>>>
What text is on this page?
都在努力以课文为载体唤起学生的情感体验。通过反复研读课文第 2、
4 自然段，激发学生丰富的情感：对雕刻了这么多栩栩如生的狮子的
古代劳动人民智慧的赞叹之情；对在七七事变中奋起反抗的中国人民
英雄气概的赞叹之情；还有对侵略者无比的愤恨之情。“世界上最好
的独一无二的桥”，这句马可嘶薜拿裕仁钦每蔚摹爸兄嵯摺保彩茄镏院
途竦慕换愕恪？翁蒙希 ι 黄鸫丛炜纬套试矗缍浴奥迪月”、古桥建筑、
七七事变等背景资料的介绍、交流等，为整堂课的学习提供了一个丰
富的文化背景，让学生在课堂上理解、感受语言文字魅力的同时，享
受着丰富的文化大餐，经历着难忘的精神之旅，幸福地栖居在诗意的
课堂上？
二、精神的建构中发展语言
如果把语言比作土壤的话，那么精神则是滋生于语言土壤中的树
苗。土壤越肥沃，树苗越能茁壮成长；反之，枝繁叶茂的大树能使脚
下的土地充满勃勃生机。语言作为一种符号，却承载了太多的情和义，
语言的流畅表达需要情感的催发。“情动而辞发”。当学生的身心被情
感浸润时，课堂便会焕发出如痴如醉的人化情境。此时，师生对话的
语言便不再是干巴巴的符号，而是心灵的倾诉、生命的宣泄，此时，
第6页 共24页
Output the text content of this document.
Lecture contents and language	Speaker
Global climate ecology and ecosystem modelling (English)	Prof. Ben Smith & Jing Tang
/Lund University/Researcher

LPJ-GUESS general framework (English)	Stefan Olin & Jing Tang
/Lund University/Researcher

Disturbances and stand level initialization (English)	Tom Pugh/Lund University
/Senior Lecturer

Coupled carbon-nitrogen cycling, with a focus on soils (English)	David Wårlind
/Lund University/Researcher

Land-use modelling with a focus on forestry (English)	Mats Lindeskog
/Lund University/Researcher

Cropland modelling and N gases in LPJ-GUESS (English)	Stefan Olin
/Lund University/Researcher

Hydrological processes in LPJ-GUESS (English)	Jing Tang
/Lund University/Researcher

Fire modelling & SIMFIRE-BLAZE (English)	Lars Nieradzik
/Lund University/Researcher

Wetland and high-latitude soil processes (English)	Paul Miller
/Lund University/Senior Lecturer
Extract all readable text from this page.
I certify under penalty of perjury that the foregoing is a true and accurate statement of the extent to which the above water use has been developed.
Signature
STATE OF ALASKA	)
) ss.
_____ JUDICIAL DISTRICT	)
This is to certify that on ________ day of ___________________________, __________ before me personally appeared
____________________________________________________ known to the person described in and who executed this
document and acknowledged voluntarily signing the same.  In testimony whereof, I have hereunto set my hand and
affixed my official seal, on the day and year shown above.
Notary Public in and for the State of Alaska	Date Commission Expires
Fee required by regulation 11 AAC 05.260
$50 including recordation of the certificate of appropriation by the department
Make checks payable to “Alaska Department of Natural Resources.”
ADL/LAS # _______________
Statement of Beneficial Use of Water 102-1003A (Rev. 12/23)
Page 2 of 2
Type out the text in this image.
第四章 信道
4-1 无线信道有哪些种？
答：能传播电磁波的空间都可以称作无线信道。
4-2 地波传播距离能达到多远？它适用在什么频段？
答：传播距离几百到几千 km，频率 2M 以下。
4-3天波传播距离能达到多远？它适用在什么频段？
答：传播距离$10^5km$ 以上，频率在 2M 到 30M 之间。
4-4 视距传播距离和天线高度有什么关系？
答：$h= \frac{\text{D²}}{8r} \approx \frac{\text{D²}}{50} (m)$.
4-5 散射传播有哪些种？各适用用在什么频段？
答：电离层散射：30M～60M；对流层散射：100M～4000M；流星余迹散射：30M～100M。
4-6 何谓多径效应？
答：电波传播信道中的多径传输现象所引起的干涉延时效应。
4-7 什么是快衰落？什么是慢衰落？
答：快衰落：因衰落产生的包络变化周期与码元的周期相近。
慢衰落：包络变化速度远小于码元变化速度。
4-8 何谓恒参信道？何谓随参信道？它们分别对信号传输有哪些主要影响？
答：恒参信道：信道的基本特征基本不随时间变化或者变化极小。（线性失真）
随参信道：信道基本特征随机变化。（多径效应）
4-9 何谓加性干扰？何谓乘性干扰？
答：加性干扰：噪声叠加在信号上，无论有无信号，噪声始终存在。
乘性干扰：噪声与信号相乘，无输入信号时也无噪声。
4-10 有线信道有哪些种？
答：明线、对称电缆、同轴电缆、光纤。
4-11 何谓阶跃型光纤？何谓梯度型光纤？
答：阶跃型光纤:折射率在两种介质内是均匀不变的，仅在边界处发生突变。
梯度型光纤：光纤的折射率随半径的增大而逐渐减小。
<<<
-- Written exercise --
Which lines of the data above contain "Lecturer"? Copy each one.

-- In response --
/Senior Lecturer
/Lund University/Senior Lecturer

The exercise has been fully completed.